Wherever the word "this" appears in a line, copy that line.

>>>

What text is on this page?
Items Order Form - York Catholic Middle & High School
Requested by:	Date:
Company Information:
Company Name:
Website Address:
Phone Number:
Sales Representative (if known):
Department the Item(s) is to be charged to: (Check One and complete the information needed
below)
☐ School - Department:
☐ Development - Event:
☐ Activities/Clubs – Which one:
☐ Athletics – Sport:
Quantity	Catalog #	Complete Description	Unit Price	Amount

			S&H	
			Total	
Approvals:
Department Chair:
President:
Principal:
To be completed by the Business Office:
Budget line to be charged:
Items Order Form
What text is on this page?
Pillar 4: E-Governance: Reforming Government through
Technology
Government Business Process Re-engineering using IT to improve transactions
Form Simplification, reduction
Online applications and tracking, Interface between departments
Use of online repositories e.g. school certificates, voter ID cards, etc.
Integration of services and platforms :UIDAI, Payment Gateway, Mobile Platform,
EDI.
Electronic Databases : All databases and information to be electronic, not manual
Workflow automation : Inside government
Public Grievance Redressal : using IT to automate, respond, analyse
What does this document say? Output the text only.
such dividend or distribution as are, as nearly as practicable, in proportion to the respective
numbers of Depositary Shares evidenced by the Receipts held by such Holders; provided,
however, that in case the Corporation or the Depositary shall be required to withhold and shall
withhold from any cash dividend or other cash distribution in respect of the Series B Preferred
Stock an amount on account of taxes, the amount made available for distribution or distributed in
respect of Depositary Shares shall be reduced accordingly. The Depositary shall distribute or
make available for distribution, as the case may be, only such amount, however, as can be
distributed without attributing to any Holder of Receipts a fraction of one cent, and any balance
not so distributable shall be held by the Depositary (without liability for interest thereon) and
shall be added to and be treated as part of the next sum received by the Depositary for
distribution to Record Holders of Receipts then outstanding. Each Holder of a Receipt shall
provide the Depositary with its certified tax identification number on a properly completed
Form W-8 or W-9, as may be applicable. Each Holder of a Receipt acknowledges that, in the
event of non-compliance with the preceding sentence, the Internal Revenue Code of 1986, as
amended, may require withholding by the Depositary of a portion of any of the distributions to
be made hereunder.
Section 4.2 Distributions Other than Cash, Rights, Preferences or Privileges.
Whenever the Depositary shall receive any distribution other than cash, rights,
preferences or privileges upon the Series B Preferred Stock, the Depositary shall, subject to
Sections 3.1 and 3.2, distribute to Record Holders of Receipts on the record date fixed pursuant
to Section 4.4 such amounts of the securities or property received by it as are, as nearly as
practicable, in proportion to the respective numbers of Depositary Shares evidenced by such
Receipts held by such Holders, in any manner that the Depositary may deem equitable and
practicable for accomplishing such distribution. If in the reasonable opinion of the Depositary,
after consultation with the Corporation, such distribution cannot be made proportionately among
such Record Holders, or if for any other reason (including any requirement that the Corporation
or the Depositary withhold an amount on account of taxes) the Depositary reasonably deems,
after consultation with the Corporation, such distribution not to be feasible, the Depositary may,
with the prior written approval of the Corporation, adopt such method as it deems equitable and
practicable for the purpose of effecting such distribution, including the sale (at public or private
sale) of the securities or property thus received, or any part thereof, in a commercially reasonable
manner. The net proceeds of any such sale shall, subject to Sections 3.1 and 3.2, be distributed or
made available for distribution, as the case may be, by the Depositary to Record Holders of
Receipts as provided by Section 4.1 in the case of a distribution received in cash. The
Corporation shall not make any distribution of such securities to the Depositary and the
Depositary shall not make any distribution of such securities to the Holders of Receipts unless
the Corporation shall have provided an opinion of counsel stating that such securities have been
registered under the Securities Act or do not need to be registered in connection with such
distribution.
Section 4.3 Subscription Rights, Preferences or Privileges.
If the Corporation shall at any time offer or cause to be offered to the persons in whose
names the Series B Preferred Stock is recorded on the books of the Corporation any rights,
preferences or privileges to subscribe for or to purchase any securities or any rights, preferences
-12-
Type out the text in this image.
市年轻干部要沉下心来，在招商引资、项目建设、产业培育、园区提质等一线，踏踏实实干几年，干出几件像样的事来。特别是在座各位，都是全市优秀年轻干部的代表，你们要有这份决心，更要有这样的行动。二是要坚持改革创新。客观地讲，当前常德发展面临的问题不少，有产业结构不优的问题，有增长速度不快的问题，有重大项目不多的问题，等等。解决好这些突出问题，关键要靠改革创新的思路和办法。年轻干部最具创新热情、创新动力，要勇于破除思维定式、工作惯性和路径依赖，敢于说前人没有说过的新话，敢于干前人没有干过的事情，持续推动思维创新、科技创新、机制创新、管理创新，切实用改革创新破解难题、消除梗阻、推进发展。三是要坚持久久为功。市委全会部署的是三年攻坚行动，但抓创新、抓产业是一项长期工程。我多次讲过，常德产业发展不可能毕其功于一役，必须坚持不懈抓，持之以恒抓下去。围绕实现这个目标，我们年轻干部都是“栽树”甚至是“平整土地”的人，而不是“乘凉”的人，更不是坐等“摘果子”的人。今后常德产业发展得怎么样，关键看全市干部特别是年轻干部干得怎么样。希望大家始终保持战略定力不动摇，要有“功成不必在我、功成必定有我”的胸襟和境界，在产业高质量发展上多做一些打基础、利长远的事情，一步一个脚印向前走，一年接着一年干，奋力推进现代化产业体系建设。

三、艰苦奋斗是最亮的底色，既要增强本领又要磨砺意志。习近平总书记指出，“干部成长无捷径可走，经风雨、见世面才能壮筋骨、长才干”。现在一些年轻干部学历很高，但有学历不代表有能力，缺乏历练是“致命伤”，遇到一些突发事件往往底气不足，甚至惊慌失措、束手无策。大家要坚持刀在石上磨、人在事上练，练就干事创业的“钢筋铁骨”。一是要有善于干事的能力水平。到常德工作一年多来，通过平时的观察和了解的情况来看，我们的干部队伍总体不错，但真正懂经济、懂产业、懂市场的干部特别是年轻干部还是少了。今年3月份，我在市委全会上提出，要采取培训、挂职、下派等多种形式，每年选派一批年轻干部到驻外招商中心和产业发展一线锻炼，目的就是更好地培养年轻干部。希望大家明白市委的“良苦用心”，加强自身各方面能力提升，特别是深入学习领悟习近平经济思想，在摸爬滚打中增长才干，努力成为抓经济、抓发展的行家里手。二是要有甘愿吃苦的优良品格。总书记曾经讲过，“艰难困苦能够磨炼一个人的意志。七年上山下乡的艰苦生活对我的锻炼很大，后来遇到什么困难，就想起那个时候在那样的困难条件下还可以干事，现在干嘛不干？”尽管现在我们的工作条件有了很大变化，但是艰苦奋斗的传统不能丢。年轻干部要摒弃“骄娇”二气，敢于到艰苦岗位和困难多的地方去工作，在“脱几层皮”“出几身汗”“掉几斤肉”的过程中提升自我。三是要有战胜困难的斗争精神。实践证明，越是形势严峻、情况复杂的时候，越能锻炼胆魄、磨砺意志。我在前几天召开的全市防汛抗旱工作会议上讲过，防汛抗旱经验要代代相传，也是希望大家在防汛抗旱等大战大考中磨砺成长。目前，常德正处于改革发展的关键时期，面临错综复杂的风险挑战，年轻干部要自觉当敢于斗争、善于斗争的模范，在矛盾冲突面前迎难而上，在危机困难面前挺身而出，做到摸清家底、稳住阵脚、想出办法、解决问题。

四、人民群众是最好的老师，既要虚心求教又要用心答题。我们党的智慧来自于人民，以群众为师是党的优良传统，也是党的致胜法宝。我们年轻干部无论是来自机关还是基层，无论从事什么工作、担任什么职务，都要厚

<<<

▶ [Result below]
What text is on this page?
What text is on this page?
What does this document say? Output the text only.
Type out the text in this image.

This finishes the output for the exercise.